[Data entries]
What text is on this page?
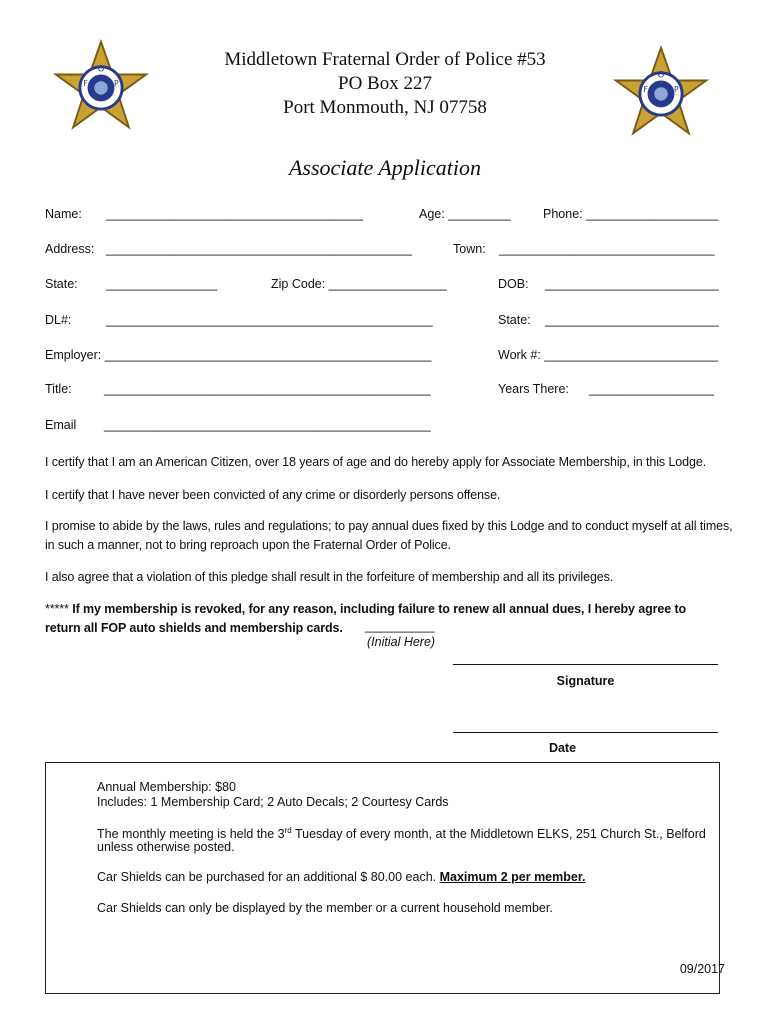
O
F	P
O
F	P
Middletown Fraternal Order of Police #53
PO Box 227
Port Monmouth, NJ 07758
Associate Application
Name: _____________________________________	Age: _________	Phone: ___________________
Address: ____________________________________________	Town: _______________________________
State: ________________	Zip Code: _________________	DOB: _________________________
DL#:	_______________________________________________	State: _________________________
Employer: _______________________________________________	Work #: _________________________
Title:	_______________________________________________	Years There: __________________
Email _______________________________________________
I certify that I am an American Citizen, over 18 years of age and do hereby apply for Associate Membership, in this Lodge.
I certify that I have never been convicted of any crime or disorderly persons offense.
I promise to abide by the laws, rules and regulations; to pay annual dues fixed by this Lodge and to conduct myself at all times, in such a manner, not to bring reproach upon the Fraternal Order of Police.
I also agree that a violation of this pledge shall result in the forfeiture of membership and all its privileges.
***** If my membership is revoked, for any reason, including failure to renew all annual dues, I hereby agree to
return all FOP auto shields and membership cards.	__________
(Initial Here)
Signature
Date
Annual Membership: $80
Includes: 1 Membership Card; 2 Auto Decals; 2 Courtesy Cards
The monthly meeting is held the 3rd Tuesday of every month, at the Middletown ELKS, 251 Church St., Belford
unless otherwise posted.
Car Shields can be purchased for an additional $ 80.00 each. Maximum 2 per member.
Car Shields can only be displayed by the member or a current household member.
09/2017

• Given exercise
All of the data above should be quoted exactly, except for the pictures.

• Output for this task
What text is on this page?
O
F	P
O
F	P
Middletown Fraternal Order of Police #53
PO Box 227
Port Monmouth, NJ 07758
Associate Application
Name: _____________________________________	Age: _________	Phone: ___________________
Address: ____________________________________________	Town: _______________________________
State: ________________	Zip Code: _________________	DOB: _________________________
DL#:	_______________________________________________	State: _________________________
Employer: _______________________________________________	Work #: _________________________
Title:	_______________________________________________	Years There: __________________
Email _______________________________________________
I certify that I am an American Citizen, over 18 years of age and do hereby apply for Associate Membership, in this Lodge.
I certify that I have never been convicted of any crime or disorderly persons offense.
I promise to abide by the laws, rules and regulations; to pay annual dues fixed by this Lodge and to conduct myself at all times, in such a manner, not to bring reproach upon the Fraternal Order of Police.
I also agree that a violation of this pledge shall result in the forfeiture of membership and all its privileges.
***** If my membership is revoked, for any reason, including failure to renew all annual dues, I hereby agree to
return all FOP auto shields and membership cards.	__________
(Initial Here)
Signature
Date
Annual Membership: $80
Includes: 1 Membership Card; 2 Auto Decals; 2 Courtesy Cards
The monthly meeting is held the 3rd Tuesday of every month, at the Middletown ELKS, 251 Church St., Belford
unless otherwise posted.
Car Shields can be purchased for an additional $ 80.00 each. Maximum 2 per member.
Car Shields can only be displayed by the member or a current household member.
09/2017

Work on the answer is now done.